▸ Entries taken from a collection
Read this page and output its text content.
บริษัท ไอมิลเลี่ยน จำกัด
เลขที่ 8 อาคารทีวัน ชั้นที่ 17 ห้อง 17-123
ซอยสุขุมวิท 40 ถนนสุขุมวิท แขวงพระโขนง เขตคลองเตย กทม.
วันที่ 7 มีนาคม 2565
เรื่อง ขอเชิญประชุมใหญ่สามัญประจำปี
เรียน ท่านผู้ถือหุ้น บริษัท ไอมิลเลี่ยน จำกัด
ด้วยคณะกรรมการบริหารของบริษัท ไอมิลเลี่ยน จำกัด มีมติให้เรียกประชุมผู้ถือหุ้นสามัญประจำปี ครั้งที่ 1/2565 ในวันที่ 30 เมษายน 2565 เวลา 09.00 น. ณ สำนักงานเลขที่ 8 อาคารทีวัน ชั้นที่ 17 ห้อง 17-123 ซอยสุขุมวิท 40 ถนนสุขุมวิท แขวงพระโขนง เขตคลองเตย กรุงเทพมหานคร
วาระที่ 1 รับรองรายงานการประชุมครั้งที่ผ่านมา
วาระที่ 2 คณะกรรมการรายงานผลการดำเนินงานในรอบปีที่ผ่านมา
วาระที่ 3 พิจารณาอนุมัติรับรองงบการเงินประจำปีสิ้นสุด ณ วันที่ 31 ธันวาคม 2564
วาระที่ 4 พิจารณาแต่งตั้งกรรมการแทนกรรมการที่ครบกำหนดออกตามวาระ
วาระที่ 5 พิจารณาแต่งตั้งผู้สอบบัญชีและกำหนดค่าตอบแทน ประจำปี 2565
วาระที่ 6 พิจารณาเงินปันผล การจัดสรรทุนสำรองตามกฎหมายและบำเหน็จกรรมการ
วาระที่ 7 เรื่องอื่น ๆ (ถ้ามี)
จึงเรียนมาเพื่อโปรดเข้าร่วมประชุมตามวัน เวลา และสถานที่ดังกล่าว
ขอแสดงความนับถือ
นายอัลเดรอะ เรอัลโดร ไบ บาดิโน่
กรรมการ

...

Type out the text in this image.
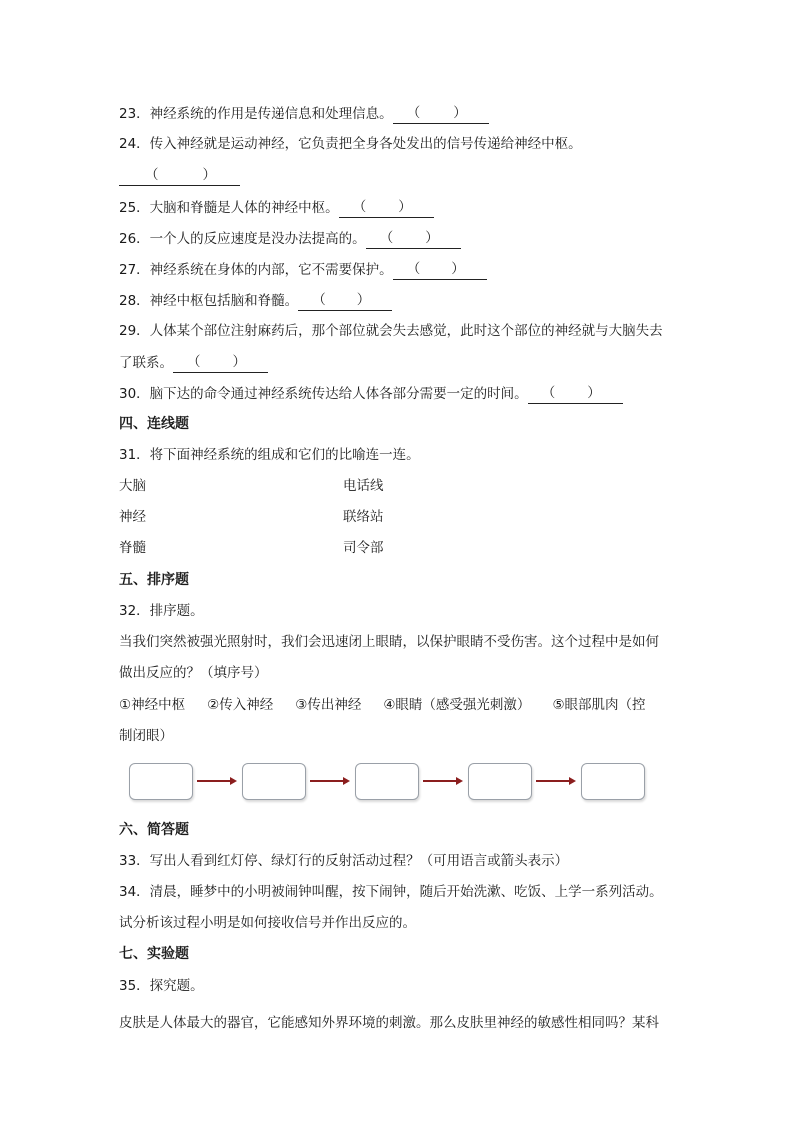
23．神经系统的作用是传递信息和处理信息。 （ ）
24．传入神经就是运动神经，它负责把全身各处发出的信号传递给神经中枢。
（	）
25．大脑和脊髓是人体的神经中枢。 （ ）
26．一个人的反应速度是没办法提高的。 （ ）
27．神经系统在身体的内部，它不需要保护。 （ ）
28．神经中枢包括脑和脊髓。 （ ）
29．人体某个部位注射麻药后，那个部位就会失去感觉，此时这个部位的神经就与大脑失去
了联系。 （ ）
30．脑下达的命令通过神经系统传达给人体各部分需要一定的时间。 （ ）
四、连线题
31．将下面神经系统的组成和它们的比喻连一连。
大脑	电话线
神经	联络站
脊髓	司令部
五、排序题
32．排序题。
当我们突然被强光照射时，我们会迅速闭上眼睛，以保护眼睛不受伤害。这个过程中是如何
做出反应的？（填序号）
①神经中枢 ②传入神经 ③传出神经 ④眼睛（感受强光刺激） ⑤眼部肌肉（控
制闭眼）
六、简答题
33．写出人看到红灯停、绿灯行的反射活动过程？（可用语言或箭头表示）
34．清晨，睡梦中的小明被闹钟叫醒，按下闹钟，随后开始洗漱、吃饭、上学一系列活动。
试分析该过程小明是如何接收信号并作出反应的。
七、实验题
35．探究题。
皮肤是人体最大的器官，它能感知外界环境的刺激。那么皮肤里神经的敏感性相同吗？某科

▸ TASK TO CARRY OUT
Of the lines in the listing above, how many hold the string "เขตคลองเตย"? Reply with the number only.

▸ RESULT FOR THIS EXERCISE
2